RECORDS FOR PROCESSING:
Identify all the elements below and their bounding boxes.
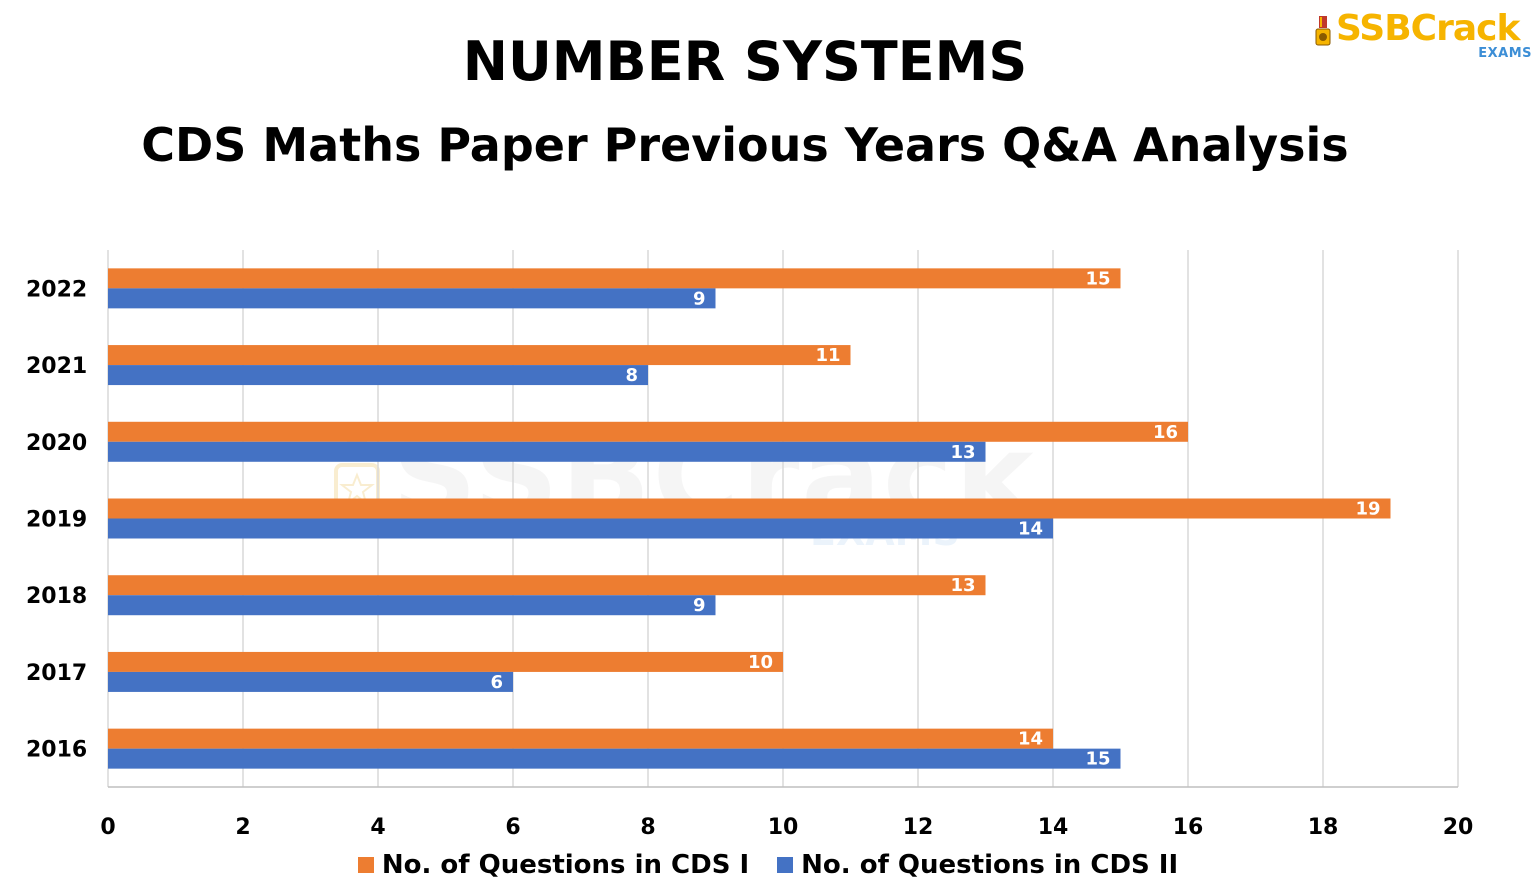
category-label: 2022 <box>26 277 87 302</box>
x-tick-labels: 0 2 4 6 8 10 12 14 16 18 20 <box>100 815 1473 840</box>
x-tick-label: 16 <box>1173 815 1204 840</box>
legend-item-cds-i: No. of Questions in CDS I <box>357 850 750 880</box>
data-label: 9 <box>693 288 706 309</box>
legend-label: No. of Questions in CDS I <box>381 850 750 880</box>
bar-cds-ii-2021 <box>108 365 648 386</box>
data-label: 6 <box>490 672 503 693</box>
bar-cds-i-2016 <box>108 728 1053 749</box>
medal-icon <box>1315 16 1331 46</box>
logo-brand: SSBCrack <box>1336 8 1520 49</box>
data-label: 13 <box>950 575 975 596</box>
data-label: 15 <box>1085 749 1110 770</box>
logo-sub: EXAMS <box>1478 46 1532 61</box>
bar-cds-ii-2020 <box>108 441 986 462</box>
data-label: 16 <box>1153 422 1178 443</box>
legend-swatch <box>777 857 794 873</box>
x-tick-label: 2 <box>235 815 250 840</box>
category-label: 2021 <box>26 354 87 379</box>
chart-title: NUMBER SYSTEMS <box>462 30 1028 93</box>
category-labels: 2022 2021 2020 2019 2018 2017 2016 <box>26 277 87 762</box>
bar-cds-ii-2016 <box>108 748 1121 769</box>
category-label: 2020 <box>26 431 87 456</box>
data-label: 11 <box>815 345 840 366</box>
chart-subtitle: CDS Maths Paper Previous Years Q&A Analy… <box>141 118 1349 172</box>
x-tick-label: 12 <box>903 815 934 840</box>
data-label: 10 <box>748 652 773 673</box>
legend-swatch <box>357 857 374 873</box>
category-label: 2016 <box>26 738 87 763</box>
brand-logo[interactable]: SSBCrack EXAMS <box>1312 8 1534 64</box>
x-tick-label: 20 <box>1443 815 1474 840</box>
x-tick-label: 14 <box>1038 815 1069 840</box>
data-label: 14 <box>1018 519 1043 540</box>
category-label: 2018 <box>26 584 87 609</box>
data-label: 14 <box>1018 729 1043 750</box>
x-tick-label: 18 <box>1308 815 1339 840</box>
x-tick-label: 6 <box>505 815 520 840</box>
data-label: 13 <box>950 442 975 463</box>
legend-label: No. of Questions in CDS II <box>801 850 1179 880</box>
bar-cds-ii-2019 <box>108 518 1053 539</box>
bar-cds-i-2022 <box>108 268 1121 289</box>
x-tick-label: 4 <box>370 815 385 840</box>
bars <box>108 268 1391 769</box>
data-label: 15 <box>1085 268 1110 289</box>
x-tick-label: 8 <box>640 815 655 840</box>
data-label: 19 <box>1355 499 1380 520</box>
data-labels: 15 9 11 8 16 13 19 14 13 9 10 6 14 15 <box>490 268 1380 769</box>
category-label: 2017 <box>26 661 87 686</box>
bar-cds-ii-2022 <box>108 288 716 309</box>
legend: No. of Questions in CDS I No. of Question… <box>0 850 1536 886</box>
x-tick-label: 10 <box>768 815 799 840</box>
bar-cds-i-2021 <box>108 345 851 366</box>
bar-cds-i-2017 <box>108 651 783 672</box>
bar-cds-ii-2018 <box>108 595 716 616</box>
legend-item-cds-ii: No. of Questions in CDS II <box>777 850 1178 880</box>
data-label: 9 <box>693 595 706 616</box>
data-label: 8 <box>625 365 638 386</box>
bar-cds-ii-2017 <box>108 671 513 692</box>
category-label: 2019 <box>26 508 87 533</box>
bar-cds-i-2019 <box>108 498 1391 519</box>
bar-cds-i-2020 <box>108 421 1188 442</box>
x-tick-label: 0 <box>100 815 115 840</box>
bar-cds-i-2018 <box>108 575 986 596</box>
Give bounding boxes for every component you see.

TASK TO CARRY OUT: Substitute "value-label" for "data-label" in the stretch of the entries above from the line containing "category-label: 2022 <box>26 277 87 302</box>" through the line containing "data-label: 9 <box>693 288 706 309</box>". Give only those lines, with nothing else altered.

ANSWER TO THE EXERCISE:
category-label: 2022 <box>26 277 87 302</box>
x-tick-labels: 0 2 4 6 8 10 12 14 16 18 20 <box>100 815 1473 840</box>
x-tick-label: 16 <box>1173 815 1204 840</box>
legend-item-cds-i: No. of Questions in CDS I <box>357 850 750 880</box>
value-label: 9 <box>693 288 706 309</box>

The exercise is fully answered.